DATA ENTRIES:
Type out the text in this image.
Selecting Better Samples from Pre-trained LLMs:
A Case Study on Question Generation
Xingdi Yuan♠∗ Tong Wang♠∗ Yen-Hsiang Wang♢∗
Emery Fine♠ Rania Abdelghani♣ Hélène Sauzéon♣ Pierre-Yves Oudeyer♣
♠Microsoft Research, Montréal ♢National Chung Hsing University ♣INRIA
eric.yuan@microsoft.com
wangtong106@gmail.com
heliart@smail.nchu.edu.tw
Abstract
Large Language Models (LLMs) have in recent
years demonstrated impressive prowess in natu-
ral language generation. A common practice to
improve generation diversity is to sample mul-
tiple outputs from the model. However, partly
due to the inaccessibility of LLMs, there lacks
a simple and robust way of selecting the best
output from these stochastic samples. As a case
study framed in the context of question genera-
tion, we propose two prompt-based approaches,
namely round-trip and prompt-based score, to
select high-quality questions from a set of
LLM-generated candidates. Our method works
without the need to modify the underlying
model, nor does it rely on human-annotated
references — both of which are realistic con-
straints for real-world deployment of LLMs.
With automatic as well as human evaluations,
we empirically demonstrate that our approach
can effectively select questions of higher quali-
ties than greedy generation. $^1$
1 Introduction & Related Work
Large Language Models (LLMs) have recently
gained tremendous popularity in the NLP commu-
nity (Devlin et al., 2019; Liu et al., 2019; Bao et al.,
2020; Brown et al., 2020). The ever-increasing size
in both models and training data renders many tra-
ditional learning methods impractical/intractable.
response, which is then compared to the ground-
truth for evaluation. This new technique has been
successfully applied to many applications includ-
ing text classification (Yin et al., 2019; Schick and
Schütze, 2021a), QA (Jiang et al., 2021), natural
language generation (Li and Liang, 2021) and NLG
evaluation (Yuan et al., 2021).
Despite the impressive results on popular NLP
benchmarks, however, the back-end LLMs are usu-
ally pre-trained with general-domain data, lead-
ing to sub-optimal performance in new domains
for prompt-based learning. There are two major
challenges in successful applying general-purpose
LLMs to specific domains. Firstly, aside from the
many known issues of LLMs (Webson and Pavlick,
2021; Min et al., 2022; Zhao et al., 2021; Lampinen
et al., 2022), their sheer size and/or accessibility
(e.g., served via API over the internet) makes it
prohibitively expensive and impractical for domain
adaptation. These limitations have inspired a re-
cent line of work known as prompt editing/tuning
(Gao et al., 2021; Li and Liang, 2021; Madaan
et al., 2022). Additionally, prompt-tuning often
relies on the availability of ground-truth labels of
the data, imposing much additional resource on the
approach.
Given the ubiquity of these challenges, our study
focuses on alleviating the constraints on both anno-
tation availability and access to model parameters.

AIM OF THE TASK: Copy the data above in full, character for character.

EXERCISE ANSWER:
Type out the text in this image.
Selecting Better Samples from Pre-trained LLMs:
A Case Study on Question Generation
Xingdi Yuan♠∗ Tong Wang♠∗ Yen-Hsiang Wang♢∗
Emery Fine♠ Rania Abdelghani♣ Hélène Sauzéon♣ Pierre-Yves Oudeyer♣
♠Microsoft Research, Montréal ♢National Chung Hsing University ♣INRIA
eric.yuan@microsoft.com
wangtong106@gmail.com
heliart@smail.nchu.edu.tw
Abstract
Large Language Models (LLMs) have in recent
years demonstrated impressive prowess in natu-
ral language generation. A common practice to
improve generation diversity is to sample mul-
tiple outputs from the model. However, partly
due to the inaccessibility of LLMs, there lacks
a simple and robust way of selecting the best
output from these stochastic samples. As a case
study framed in the context of question genera-
tion, we propose two prompt-based approaches,
namely round-trip and prompt-based score, to
select high-quality questions from a set of
LLM-generated candidates. Our method works
without the need to modify the underlying
model, nor does it rely on human-annotated
references — both of which are realistic con-
straints for real-world deployment of LLMs.
With automatic as well as human evaluations,
we empirically demonstrate that our approach
can effectively select questions of higher quali-
ties than greedy generation. $^1$
1 Introduction & Related Work
Large Language Models (LLMs) have recently
gained tremendous popularity in the NLP commu-
nity (Devlin et al., 2019; Liu et al., 2019; Bao et al.,
2020; Brown et al., 2020). The ever-increasing size
in both models and training data renders many tra-
ditional learning methods impractical/intractable.
response, which is then compared to the ground-
truth for evaluation. This new technique has been
successfully applied to many applications includ-
ing text classification (Yin et al., 2019; Schick and
Schütze, 2021a), QA (Jiang et al., 2021), natural
language generation (Li and Liang, 2021) and NLG
evaluation (Yuan et al., 2021).
Despite the impressive results on popular NLP
benchmarks, however, the back-end LLMs are usu-
ally pre-trained with general-domain data, lead-
ing to sub-optimal performance in new domains
for prompt-based learning. There are two major
challenges in successful applying general-purpose
LLMs to specific domains. Firstly, aside from the
many known issues of LLMs (Webson and Pavlick,
2021; Min et al., 2022; Zhao et al., 2021; Lampinen
et al., 2022), their sheer size and/or accessibility
(e.g., served via API over the internet) makes it
prohibitively expensive and impractical for domain
adaptation. These limitations have inspired a re-
cent line of work known as prompt editing/tuning
(Gao et al., 2021; Li and Liang, 2021; Madaan
et al., 2022). Additionally, prompt-tuning often
relies on the availability of ground-truth labels of
the data, imposing much additional resource on the
approach.
Given the ubiquity of these challenges, our study
focuses on alleviating the constraints on both anno-
tation availability and access to model parameters.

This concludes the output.